§ SUPPLIED RECORDS:
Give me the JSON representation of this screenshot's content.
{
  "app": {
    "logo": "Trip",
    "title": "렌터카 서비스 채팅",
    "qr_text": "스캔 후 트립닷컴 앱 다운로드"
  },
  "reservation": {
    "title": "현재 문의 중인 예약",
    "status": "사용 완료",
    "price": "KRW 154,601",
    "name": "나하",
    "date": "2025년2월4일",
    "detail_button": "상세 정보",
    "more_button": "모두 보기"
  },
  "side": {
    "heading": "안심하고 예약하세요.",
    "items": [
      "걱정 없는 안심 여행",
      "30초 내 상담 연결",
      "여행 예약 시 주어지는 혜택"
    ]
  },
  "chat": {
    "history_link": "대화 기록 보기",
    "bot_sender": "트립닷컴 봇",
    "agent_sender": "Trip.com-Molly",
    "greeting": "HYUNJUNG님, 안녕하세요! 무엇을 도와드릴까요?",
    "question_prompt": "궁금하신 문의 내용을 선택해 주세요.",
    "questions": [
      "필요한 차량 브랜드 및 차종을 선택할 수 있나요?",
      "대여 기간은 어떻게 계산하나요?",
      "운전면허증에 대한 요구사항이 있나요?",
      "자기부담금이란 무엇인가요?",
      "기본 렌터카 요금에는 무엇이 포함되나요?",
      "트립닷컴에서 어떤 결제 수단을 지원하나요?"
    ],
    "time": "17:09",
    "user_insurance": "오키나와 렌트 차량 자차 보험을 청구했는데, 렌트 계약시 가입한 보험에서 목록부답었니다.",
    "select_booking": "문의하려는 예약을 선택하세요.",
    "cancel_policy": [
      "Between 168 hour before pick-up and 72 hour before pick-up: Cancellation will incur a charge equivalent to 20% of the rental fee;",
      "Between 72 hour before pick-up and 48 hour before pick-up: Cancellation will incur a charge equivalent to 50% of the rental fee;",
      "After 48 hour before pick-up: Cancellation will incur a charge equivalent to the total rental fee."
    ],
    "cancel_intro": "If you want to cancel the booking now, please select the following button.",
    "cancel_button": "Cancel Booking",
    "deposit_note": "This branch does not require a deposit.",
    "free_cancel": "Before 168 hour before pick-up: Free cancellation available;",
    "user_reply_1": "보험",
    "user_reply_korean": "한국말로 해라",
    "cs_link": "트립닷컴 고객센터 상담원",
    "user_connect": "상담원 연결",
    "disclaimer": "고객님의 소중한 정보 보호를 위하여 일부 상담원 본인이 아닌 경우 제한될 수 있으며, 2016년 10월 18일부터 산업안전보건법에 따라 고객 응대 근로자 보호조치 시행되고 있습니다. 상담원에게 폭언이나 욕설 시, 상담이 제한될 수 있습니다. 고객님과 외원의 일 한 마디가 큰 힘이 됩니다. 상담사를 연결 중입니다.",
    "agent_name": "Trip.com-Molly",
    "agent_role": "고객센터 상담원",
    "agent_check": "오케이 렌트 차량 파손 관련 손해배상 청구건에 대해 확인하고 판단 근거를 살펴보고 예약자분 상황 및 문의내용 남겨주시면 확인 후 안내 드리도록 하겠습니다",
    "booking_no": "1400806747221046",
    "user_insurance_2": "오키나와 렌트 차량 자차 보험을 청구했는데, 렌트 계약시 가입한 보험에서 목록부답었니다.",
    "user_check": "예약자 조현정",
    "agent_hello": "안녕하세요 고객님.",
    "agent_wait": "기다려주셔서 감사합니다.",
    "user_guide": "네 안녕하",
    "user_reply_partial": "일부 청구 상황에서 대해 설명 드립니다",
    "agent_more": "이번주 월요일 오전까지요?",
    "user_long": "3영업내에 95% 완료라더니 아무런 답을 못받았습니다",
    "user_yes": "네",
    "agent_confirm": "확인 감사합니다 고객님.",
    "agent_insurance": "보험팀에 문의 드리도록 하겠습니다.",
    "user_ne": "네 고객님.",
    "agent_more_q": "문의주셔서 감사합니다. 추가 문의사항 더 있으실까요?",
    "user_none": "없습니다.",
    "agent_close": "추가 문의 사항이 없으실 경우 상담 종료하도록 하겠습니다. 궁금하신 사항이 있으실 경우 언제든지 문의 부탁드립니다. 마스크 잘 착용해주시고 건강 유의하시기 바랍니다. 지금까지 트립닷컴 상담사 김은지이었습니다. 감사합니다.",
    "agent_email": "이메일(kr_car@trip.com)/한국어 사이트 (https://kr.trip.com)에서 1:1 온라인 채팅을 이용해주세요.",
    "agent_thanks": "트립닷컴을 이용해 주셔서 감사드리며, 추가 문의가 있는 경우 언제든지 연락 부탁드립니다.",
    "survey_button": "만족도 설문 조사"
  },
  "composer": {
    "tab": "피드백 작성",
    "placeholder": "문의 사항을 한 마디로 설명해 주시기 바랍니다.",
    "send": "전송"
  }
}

§ PROBLEM: Copy out the whole listing exactly; please set it all down.

§ SOLUTION:
Give me the JSON representation of this screenshot's content.
{
  "app": {
    "logo": "Trip",
    "title": "렌터카 서비스 채팅",
    "qr_text": "스캔 후 트립닷컴 앱 다운로드"
  },
  "reservation": {
    "title": "현재 문의 중인 예약",
    "status": "사용 완료",
    "price": "KRW 154,601",
    "name": "나하",
    "date": "2025년2월4일",
    "detail_button": "상세 정보",
    "more_button": "모두 보기"
  },
  "side": {
    "heading": "안심하고 예약하세요.",
    "items": [
      "걱정 없는 안심 여행",
      "30초 내 상담 연결",
      "여행 예약 시 주어지는 혜택"
    ]
  },
  "chat": {
    "history_link": "대화 기록 보기",
    "bot_sender": "트립닷컴 봇",
    "agent_sender": "Trip.com-Molly",
    "greeting": "HYUNJUNG님, 안녕하세요! 무엇을 도와드릴까요?",
    "question_prompt": "궁금하신 문의 내용을 선택해 주세요.",
    "questions": [
      "필요한 차량 브랜드 및 차종을 선택할 수 있나요?",
      "대여 기간은 어떻게 계산하나요?",
      "운전면허증에 대한 요구사항이 있나요?",
      "자기부담금이란 무엇인가요?",
      "기본 렌터카 요금에는 무엇이 포함되나요?",
      "트립닷컴에서 어떤 결제 수단을 지원하나요?"
    ],
    "time": "17:09",
    "user_insurance": "오키나와 렌트 차량 자차 보험을 청구했는데, 렌트 계약시 가입한 보험에서 목록부답었니다.",
    "select_booking": "문의하려는 예약을 선택하세요.",
    "cancel_policy": [
      "Between 168 hour before pick-up and 72 hour before pick-up: Cancellation will incur a charge equivalent to 20% of the rental fee;",
      "Between 72 hour before pick-up and 48 hour before pick-up: Cancellation will incur a charge equivalent to 50% of the rental fee;",
      "After 48 hour before pick-up: Cancellation will incur a charge equivalent to the total rental fee."
    ],
    "cancel_intro": "If you want to cancel the booking now, please select the following button.",
    "cancel_button": "Cancel Booking",
    "deposit_note": "This branch does not require a deposit.",
    "free_cancel": "Before 168 hour before pick-up: Free cancellation available;",
    "user_reply_1": "보험",
    "user_reply_korean": "한국말로 해라",
    "cs_link": "트립닷컴 고객센터 상담원",
    "user_connect": "상담원 연결",
    "disclaimer": "고객님의 소중한 정보 보호를 위하여 일부 상담원 본인이 아닌 경우 제한될 수 있으며, 2016년 10월 18일부터 산업안전보건법에 따라 고객 응대 근로자 보호조치 시행되고 있습니다. 상담원에게 폭언이나 욕설 시, 상담이 제한될 수 있습니다. 고객님과 외원의 일 한 마디가 큰 힘이 됩니다. 상담사를 연결 중입니다.",
    "agent_name": "Trip.com-Molly",
    "agent_role": "고객센터 상담원",
    "agent_check": "오케이 렌트 차량 파손 관련 손해배상 청구건에 대해 확인하고 판단 근거를 살펴보고 예약자분 상황 및 문의내용 남겨주시면 확인 후 안내 드리도록 하겠습니다",
    "booking_no": "1400806747221046",
    "user_insurance_2": "오키나와 렌트 차량 자차 보험을 청구했는데, 렌트 계약시 가입한 보험에서 목록부답었니다.",
    "user_check": "예약자 조현정",
    "agent_hello": "안녕하세요 고객님.",
    "agent_wait": "기다려주셔서 감사합니다.",
    "user_guide": "네 안녕하",
    "user_reply_partial": "일부 청구 상황에서 대해 설명 드립니다",
    "agent_more": "이번주 월요일 오전까지요?",
    "user_long": "3영업내에 95% 완료라더니 아무런 답을 못받았습니다",
    "user_yes": "네",
    "agent_confirm": "확인 감사합니다 고객님.",
    "agent_insurance": "보험팀에 문의 드리도록 하겠습니다.",
    "user_ne": "네 고객님.",
    "agent_more_q": "문의주셔서 감사합니다. 추가 문의사항 더 있으실까요?",
    "user_none": "없습니다.",
    "agent_close": "추가 문의 사항이 없으실 경우 상담 종료하도록 하겠습니다. 궁금하신 사항이 있으실 경우 언제든지 문의 부탁드립니다. 마스크 잘 착용해주시고 건강 유의하시기 바랍니다. 지금까지 트립닷컴 상담사 김은지이었습니다. 감사합니다.",
    "agent_email": "이메일(kr_car@trip.com)/한국어 사이트 (https://kr.trip.com)에서 1:1 온라인 채팅을 이용해주세요.",
    "agent_thanks": "트립닷컴을 이용해 주셔서 감사드리며, 추가 문의가 있는 경우 언제든지 연락 부탁드립니다.",
    "survey_button": "만족도 설문 조사"
  },
  "composer": {
    "tab": "피드백 작성",
    "placeholder": "문의 사항을 한 마디로 설명해 주시기 바랍니다.",
    "send": "전송"
  }
}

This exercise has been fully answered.